### Description of the task:
Write the entries below out again exactly; any picture in them stays out.

___

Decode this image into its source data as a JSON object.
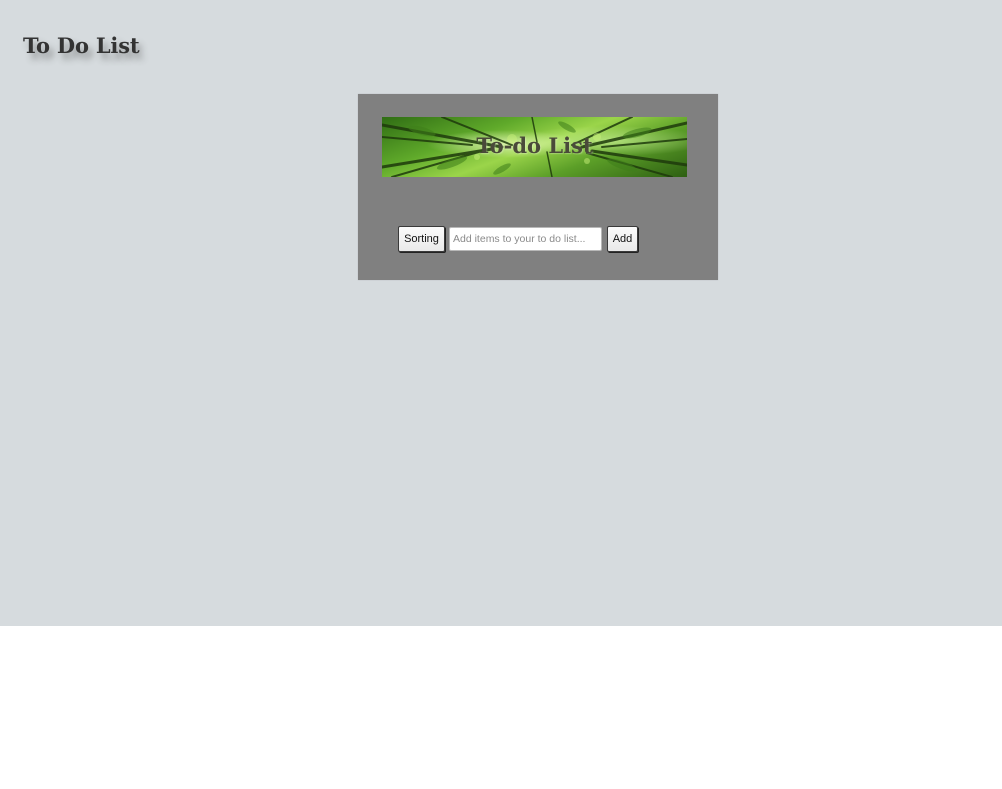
{
  "header": {
    "title": "To Do List"
  },
  "card": {
    "banner_title": "To-do List",
    "sorting_label": "Sorting",
    "input_placeholder": "Add items to your to do list...",
    "input_value": "",
    "add_label": "Add"
  },
  "colors": {
    "page_background": "#d6dbde",
    "card_background": "#808080",
    "title_text": "#333333"
  }
}
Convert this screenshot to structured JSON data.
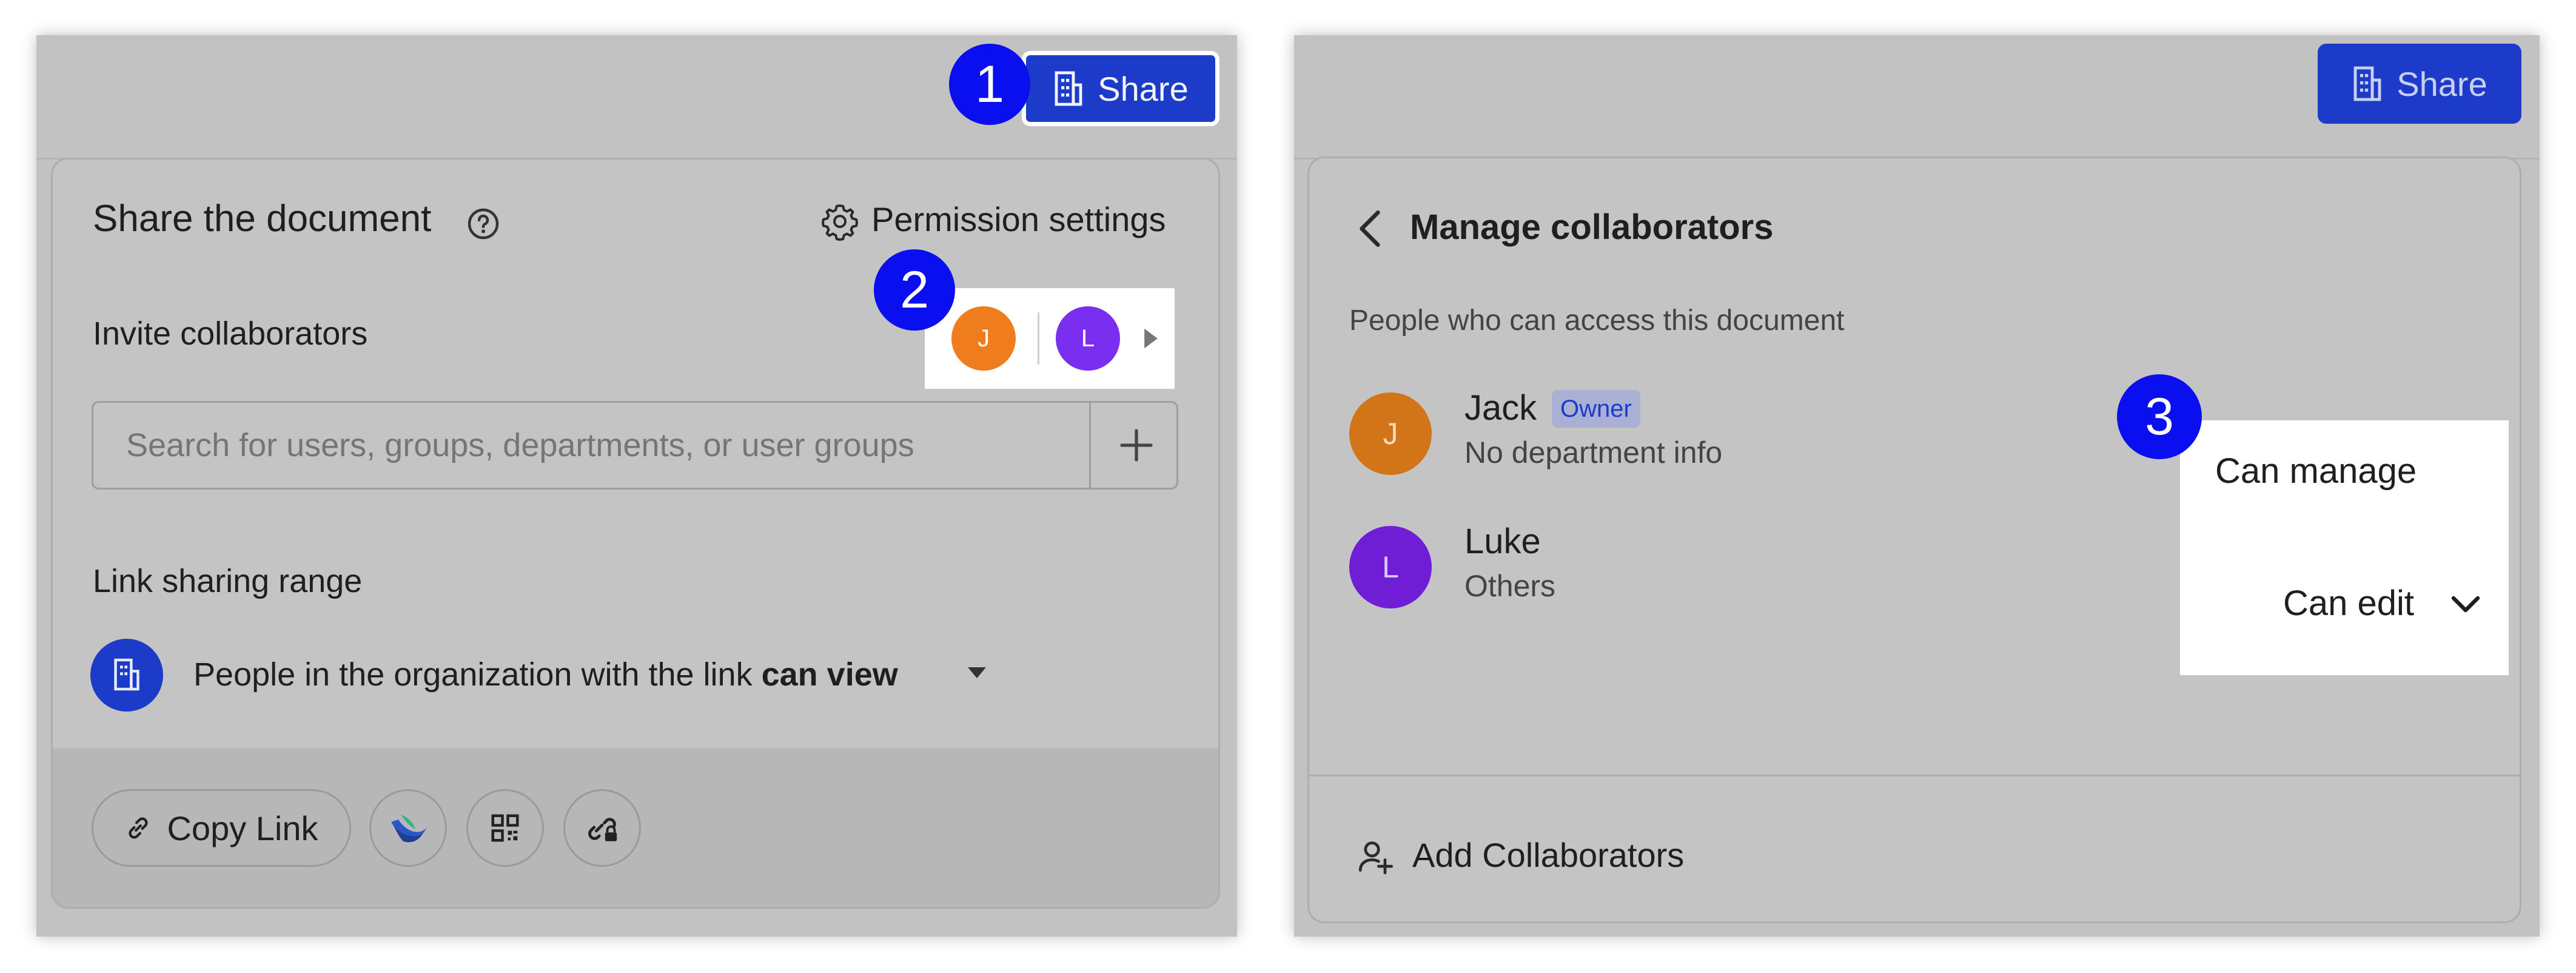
{
  "colors": {
    "accent": "#1c3bc9",
    "marker": "#0a0ff0",
    "jack_avatar": "#d27519",
    "luke_avatar": "#6f1ed6",
    "owner_badge_bg": "#a9b0d4",
    "owner_badge_text": "#1c3bc9"
  },
  "steps": [
    "1",
    "2",
    "3"
  ],
  "left": {
    "share_label": "Share",
    "share_icon": "building-icon",
    "title": "Share the document",
    "help_icon": "question-circle-icon",
    "permission_icon": "gear-icon",
    "permission_label": "Permission settings",
    "invite_label": "Invite collaborators",
    "avatars": [
      {
        "initial": "J",
        "color": "#ef7c1d"
      },
      {
        "initial": "L",
        "color": "#7a2ff0"
      }
    ],
    "avatars_more_icon": "caret-right-icon",
    "search_placeholder": "Search for users, groups, departments, or user groups",
    "add_icon": "plus-icon",
    "link_range_label": "Link sharing range",
    "org_icon": "building-icon",
    "link_text": "People in the organization with the link",
    "link_permission": "can view",
    "link_dropdown_icon": "caret-down-icon",
    "copy_link_label": "Copy Link",
    "copy_link_icon": "link-icon",
    "footer_icons": [
      "lark-icon",
      "qr-code-icon",
      "link-lock-icon"
    ]
  },
  "right": {
    "share_label": "Share",
    "back_icon": "chevron-left-icon",
    "title": "Manage collaborators",
    "access_label": "People who can access this document",
    "collaborators": [
      {
        "initial": "J",
        "name": "Jack",
        "badge": "Owner",
        "subtitle": "No department info",
        "permission": "Can manage"
      },
      {
        "initial": "L",
        "name": "Luke",
        "badge": "",
        "subtitle": "Others",
        "permission": "Can edit"
      }
    ],
    "permission_dropdown_icon": "chevron-down-icon",
    "add_collaborators_label": "Add Collaborators",
    "add_collaborators_icon": "add-user-icon"
  }
}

___

### Expected answer:
Decode this image into its source data as a JSON object.
{
  "header": {
    "title": "To Do List"
  },
  "card": {
    "banner_title": "To-do List",
    "sorting_label": "Sorting",
    "input_placeholder": "Add items to your to do list...",
    "input_value": "",
    "add_label": "Add"
  },
  "colors": {
    "page_background": "#d6dbde",
    "card_background": "#808080",
    "title_text": "#333333"
  }
}
Convert this screenshot to structured JSON data.
{
  "colors": {
    "accent": "#1c3bc9",
    "marker": "#0a0ff0",
    "jack_avatar": "#d27519",
    "luke_avatar": "#6f1ed6",
    "owner_badge_bg": "#a9b0d4",
    "owner_badge_text": "#1c3bc9"
  },
  "steps": [
    "1",
    "2",
    "3"
  ],
  "left": {
    "share_label": "Share",
    "share_icon": "building-icon",
    "title": "Share the document",
    "help_icon": "question-circle-icon",
    "permission_icon": "gear-icon",
    "permission_label": "Permission settings",
    "invite_label": "Invite collaborators",
    "avatars": [
      {
        "initial": "J",
        "color": "#ef7c1d"
      },
      {
        "initial": "L",
        "color": "#7a2ff0"
      }
    ],
    "avatars_more_icon": "caret-right-icon",
    "search_placeholder": "Search for users, groups, departments, or user groups",
    "add_icon": "plus-icon",
    "link_range_label": "Link sharing range",
    "org_icon": "building-icon",
    "link_text": "People in the organization with the link",
    "link_permission": "can view",
    "link_dropdown_icon": "caret-down-icon",
    "copy_link_label": "Copy Link",
    "copy_link_icon": "link-icon",
    "footer_icons": [
      "lark-icon",
      "qr-code-icon",
      "link-lock-icon"
    ]
  },
  "right": {
    "share_label": "Share",
    "back_icon": "chevron-left-icon",
    "title": "Manage collaborators",
    "access_label": "People who can access this document",
    "collaborators": [
      {
        "initial": "J",
        "name": "Jack",
        "badge": "Owner",
        "subtitle": "No department info",
        "permission": "Can manage"
      },
      {
        "initial": "L",
        "name": "Luke",
        "badge": "",
        "subtitle": "Others",
        "permission": "Can edit"
      }
    ],
    "permission_dropdown_icon": "chevron-down-icon",
    "add_collaborators_label": "Add Collaborators",
    "add_collaborators_icon": "add-user-icon"
  }
}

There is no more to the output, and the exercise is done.